[Begin SUPPLIED DATA]
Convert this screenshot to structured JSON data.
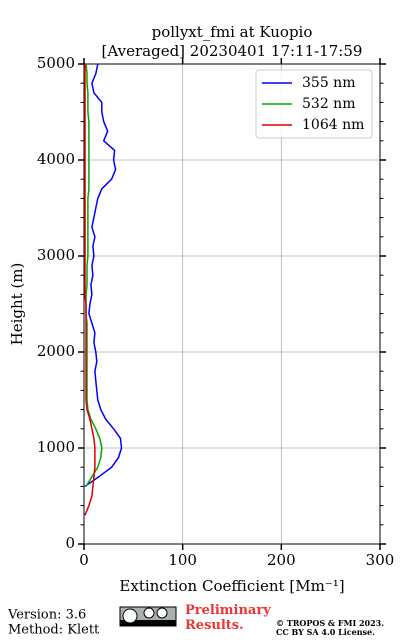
{
  "chart_data": {
    "type": "line",
    "orientation": "vertical-profile",
    "title": [
      "pollyxt_fmi at Kuopio",
      "[Averaged] 20230401 17:11-17:59"
    ],
    "xlabel": "Extinction Coefficient [Mm⁻¹]",
    "ylabel": "Height (m)",
    "xlim": [
      0,
      300
    ],
    "xticks": [
      0,
      100,
      200,
      300
    ],
    "ylim": [
      0,
      5000
    ],
    "yticks": [
      0,
      1000,
      2000,
      3000,
      4000,
      5000
    ],
    "yminorticks": [
      200,
      400,
      600,
      800,
      1200,
      1400,
      1600,
      1800,
      2200,
      2400,
      2600,
      2800,
      3200,
      3400,
      3600,
      3800,
      4200,
      4400,
      4600,
      4800
    ],
    "grid": true,
    "legend": "upper right",
    "y": [
      0,
      100,
      200,
      300,
      400,
      500,
      600,
      700,
      800,
      900,
      1000,
      1100,
      1200,
      1300,
      1400,
      1500,
      1600,
      1700,
      1800,
      1900,
      2000,
      2100,
      2200,
      2300,
      2400,
      2500,
      2600,
      2700,
      2800,
      2900,
      3000,
      3100,
      3200,
      3300,
      3400,
      3500,
      3600,
      3700,
      3800,
      3900,
      4000,
      4100,
      4200,
      4300,
      4400,
      4500,
      4600,
      4700,
      4800,
      4900,
      5000
    ],
    "series": [
      {
        "name": "355 nm",
        "color": "#0000ff",
        "values": [
          null,
          null,
          null,
          null,
          null,
          null,
          1,
          15,
          28,
          35,
          38,
          37,
          30,
          22,
          17,
          14,
          13,
          12,
          11,
          13,
          12,
          10,
          11,
          8,
          5,
          6,
          8,
          7,
          9,
          8,
          10,
          9,
          11,
          8,
          10,
          12,
          14,
          18,
          28,
          32,
          30,
          31,
          20,
          24,
          20,
          18,
          18,
          10,
          8,
          12,
          14
        ]
      },
      {
        "name": "532 nm",
        "color": "#00aa00",
        "values": [
          null,
          null,
          null,
          null,
          null,
          null,
          2,
          8,
          14,
          17,
          18,
          16,
          12,
          7,
          4,
          3,
          3,
          3,
          3,
          3,
          3,
          3,
          3,
          3,
          2,
          2,
          2,
          3,
          3,
          3,
          4,
          4,
          4,
          4,
          4,
          4,
          4,
          5,
          5,
          5,
          5,
          5,
          5,
          5,
          5,
          4,
          4,
          4,
          3,
          3,
          2
        ]
      },
      {
        "name": "1064 nm",
        "color": "#dd0000",
        "values": [
          null,
          null,
          null,
          1,
          5,
          8,
          9,
          10,
          11,
          11,
          11,
          10,
          8,
          6,
          3,
          2,
          2,
          2,
          2,
          2,
          2,
          2,
          2,
          2,
          2,
          2,
          1,
          1,
          1,
          1,
          1,
          1,
          1,
          1,
          1,
          1,
          1,
          1,
          1,
          1,
          1,
          1,
          1,
          1,
          1,
          1,
          1,
          1,
          1,
          1,
          1
        ]
      }
    ]
  },
  "footer": {
    "version": "Version: 3.6",
    "method": "Method: Klett",
    "preliminary": "Preliminary Results.",
    "copyright": "© TROPOS & FMI 2023.",
    "license": "CC BY SA 4.0 License."
  }
}
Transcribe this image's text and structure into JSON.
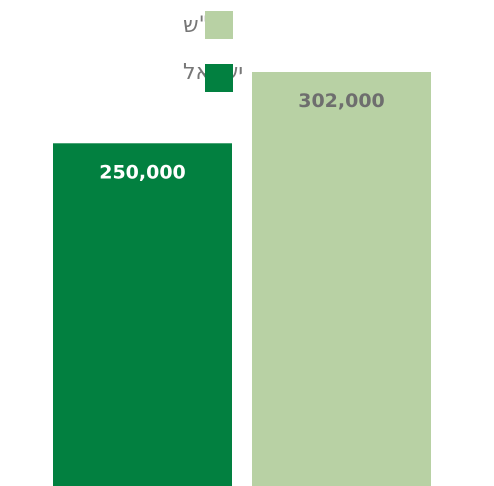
{
  "chart_data": {
    "type": "bar",
    "categories": [
      "ישראל",
      "יו\"ש"
    ],
    "values": [
      250000,
      302000
    ],
    "value_labels": [
      "250,000",
      "302,000"
    ],
    "colors": [
      "#028040",
      "#b8d1a4"
    ],
    "label_colors": [
      "#ffffff",
      "#6e6e6e"
    ],
    "legend": {
      "placement": "top-right",
      "entries": [
        {
          "label": "יו\"ש",
          "color": "#b8d1a4"
        },
        {
          "label": "ישראל",
          "color": "#028040"
        }
      ]
    },
    "title": "",
    "xlabel": "",
    "ylabel": "",
    "ylim": [
      0,
      302000
    ],
    "grid": false
  }
}
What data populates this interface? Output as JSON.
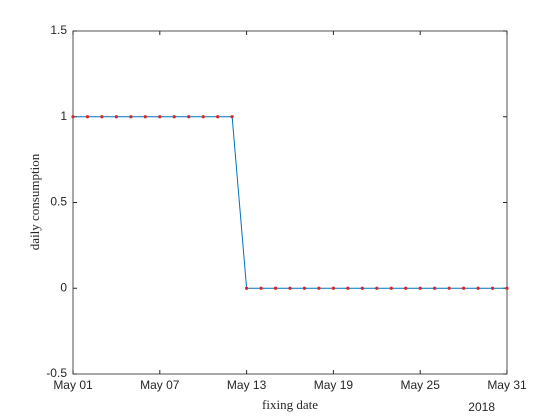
{
  "chart_data": {
    "type": "line",
    "xlabel": "fixing date",
    "ylabel": "daily consumption",
    "x_secondary_label": "2018",
    "x": [
      "2018-05-01",
      "2018-05-02",
      "2018-05-03",
      "2018-05-04",
      "2018-05-05",
      "2018-05-06",
      "2018-05-07",
      "2018-05-08",
      "2018-05-09",
      "2018-05-10",
      "2018-05-11",
      "2018-05-12",
      "2018-05-13",
      "2018-05-14",
      "2018-05-15",
      "2018-05-16",
      "2018-05-17",
      "2018-05-18",
      "2018-05-19",
      "2018-05-20",
      "2018-05-21",
      "2018-05-22",
      "2018-05-23",
      "2018-05-24",
      "2018-05-25",
      "2018-05-26",
      "2018-05-27",
      "2018-05-28",
      "2018-05-29",
      "2018-05-30",
      "2018-05-31"
    ],
    "series": [
      {
        "color": "#0072bd",
        "marker_color": "#d62728",
        "values": [
          1,
          1,
          1,
          1,
          1,
          1,
          1,
          1,
          1,
          1,
          1,
          1,
          0,
          0,
          0,
          0,
          0,
          0,
          0,
          0,
          0,
          0,
          0,
          0,
          0,
          0,
          0,
          0,
          0,
          0,
          0
        ]
      }
    ],
    "xlim": [
      "2018-05-01",
      "2018-05-31"
    ],
    "xticks": [
      {
        "value": "2018-05-01",
        "label": "May 01"
      },
      {
        "value": "2018-05-07",
        "label": "May 07"
      },
      {
        "value": "2018-05-13",
        "label": "May 13"
      },
      {
        "value": "2018-05-19",
        "label": "May 19"
      },
      {
        "value": "2018-05-25",
        "label": "May 25"
      },
      {
        "value": "2018-05-31",
        "label": "May 31"
      }
    ],
    "ylim": [
      -0.5,
      1.5
    ],
    "yticks": [
      -0.5,
      0,
      0.5,
      1,
      1.5
    ],
    "grid": false
  }
}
[End SUPPLIED DATA]
- [EXERCISE] Repeat the material verbatim. Do not carry over any picture.

- [RESULT]
Convert this screenshot to structured JSON data.
{
  "chart_data": {
    "type": "line",
    "orientation": "vertical-profile",
    "title": [
      "pollyxt_fmi at Kuopio",
      "[Averaged] 20230401 17:11-17:59"
    ],
    "xlabel": "Extinction Coefficient [Mm⁻¹]",
    "ylabel": "Height (m)",
    "xlim": [
      0,
      300
    ],
    "xticks": [
      0,
      100,
      200,
      300
    ],
    "ylim": [
      0,
      5000
    ],
    "yticks": [
      0,
      1000,
      2000,
      3000,
      4000,
      5000
    ],
    "yminorticks": [
      200,
      400,
      600,
      800,
      1200,
      1400,
      1600,
      1800,
      2200,
      2400,
      2600,
      2800,
      3200,
      3400,
      3600,
      3800,
      4200,
      4400,
      4600,
      4800
    ],
    "grid": true,
    "legend": "upper right",
    "y": [
      0,
      100,
      200,
      300,
      400,
      500,
      600,
      700,
      800,
      900,
      1000,
      1100,
      1200,
      1300,
      1400,
      1500,
      1600,
      1700,
      1800,
      1900,
      2000,
      2100,
      2200,
      2300,
      2400,
      2500,
      2600,
      2700,
      2800,
      2900,
      3000,
      3100,
      3200,
      3300,
      3400,
      3500,
      3600,
      3700,
      3800,
      3900,
      4000,
      4100,
      4200,
      4300,
      4400,
      4500,
      4600,
      4700,
      4800,
      4900,
      5000
    ],
    "series": [
      {
        "name": "355 nm",
        "color": "#0000ff",
        "values": [
          null,
          null,
          null,
          null,
          null,
          null,
          1,
          15,
          28,
          35,
          38,
          37,
          30,
          22,
          17,
          14,
          13,
          12,
          11,
          13,
          12,
          10,
          11,
          8,
          5,
          6,
          8,
          7,
          9,
          8,
          10,
          9,
          11,
          8,
          10,
          12,
          14,
          18,
          28,
          32,
          30,
          31,
          20,
          24,
          20,
          18,
          18,
          10,
          8,
          12,
          14
        ]
      },
      {
        "name": "532 nm",
        "color": "#00aa00",
        "values": [
          null,
          null,
          null,
          null,
          null,
          null,
          2,
          8,
          14,
          17,
          18,
          16,
          12,
          7,
          4,
          3,
          3,
          3,
          3,
          3,
          3,
          3,
          3,
          3,
          2,
          2,
          2,
          3,
          3,
          3,
          4,
          4,
          4,
          4,
          4,
          4,
          4,
          5,
          5,
          5,
          5,
          5,
          5,
          5,
          5,
          4,
          4,
          4,
          3,
          3,
          2
        ]
      },
      {
        "name": "1064 nm",
        "color": "#dd0000",
        "values": [
          null,
          null,
          null,
          1,
          5,
          8,
          9,
          10,
          11,
          11,
          11,
          10,
          8,
          6,
          3,
          2,
          2,
          2,
          2,
          2,
          2,
          2,
          2,
          2,
          2,
          2,
          1,
          1,
          1,
          1,
          1,
          1,
          1,
          1,
          1,
          1,
          1,
          1,
          1,
          1,
          1,
          1,
          1,
          1,
          1,
          1,
          1,
          1,
          1,
          1,
          1
        ]
      }
    ]
  },
  "footer": {
    "version": "Version: 3.6",
    "method": "Method: Klett",
    "preliminary": "Preliminary Results.",
    "copyright": "© TROPOS & FMI 2023.",
    "license": "CC BY SA 4.0 License."
  }
}
Transcribe this image's text and structure into JSON.
{
  "chart_data": {
    "type": "bar",
    "categories": [
      "ישראל",
      "יו\"ש"
    ],
    "values": [
      250000,
      302000
    ],
    "value_labels": [
      "250,000",
      "302,000"
    ],
    "colors": [
      "#028040",
      "#b8d1a4"
    ],
    "label_colors": [
      "#ffffff",
      "#6e6e6e"
    ],
    "legend": {
      "placement": "top-right",
      "entries": [
        {
          "label": "יו\"ש",
          "color": "#b8d1a4"
        },
        {
          "label": "ישראל",
          "color": "#028040"
        }
      ]
    },
    "title": "",
    "xlabel": "",
    "ylabel": "",
    "ylim": [
      0,
      302000
    ],
    "grid": false
  }
}
What data populates this interface? Output as JSON.
{
  "chart_data": {
    "type": "line",
    "xlabel": "fixing date",
    "ylabel": "daily consumption",
    "x_secondary_label": "2018",
    "x": [
      "2018-05-01",
      "2018-05-02",
      "2018-05-03",
      "2018-05-04",
      "2018-05-05",
      "2018-05-06",
      "2018-05-07",
      "2018-05-08",
      "2018-05-09",
      "2018-05-10",
      "2018-05-11",
      "2018-05-12",
      "2018-05-13",
      "2018-05-14",
      "2018-05-15",
      "2018-05-16",
      "2018-05-17",
      "2018-05-18",
      "2018-05-19",
      "2018-05-20",
      "2018-05-21",
      "2018-05-22",
      "2018-05-23",
      "2018-05-24",
      "2018-05-25",
      "2018-05-26",
      "2018-05-27",
      "2018-05-28",
      "2018-05-29",
      "2018-05-30",
      "2018-05-31"
    ],
    "series": [
      {
        "color": "#0072bd",
        "marker_color": "#d62728",
        "values": [
          1,
          1,
          1,
          1,
          1,
          1,
          1,
          1,
          1,
          1,
          1,
          1,
          0,
          0,
          0,
          0,
          0,
          0,
          0,
          0,
          0,
          0,
          0,
          0,
          0,
          0,
          0,
          0,
          0,
          0,
          0
        ]
      }
    ],
    "xlim": [
      "2018-05-01",
      "2018-05-31"
    ],
    "xticks": [
      {
        "value": "2018-05-01",
        "label": "May 01"
      },
      {
        "value": "2018-05-07",
        "label": "May 07"
      },
      {
        "value": "2018-05-13",
        "label": "May 13"
      },
      {
        "value": "2018-05-19",
        "label": "May 19"
      },
      {
        "value": "2018-05-25",
        "label": "May 25"
      },
      {
        "value": "2018-05-31",
        "label": "May 31"
      }
    ],
    "ylim": [
      -0.5,
      1.5
    ],
    "yticks": [
      -0.5,
      0,
      0.5,
      1,
      1.5
    ],
    "grid": false
  }
}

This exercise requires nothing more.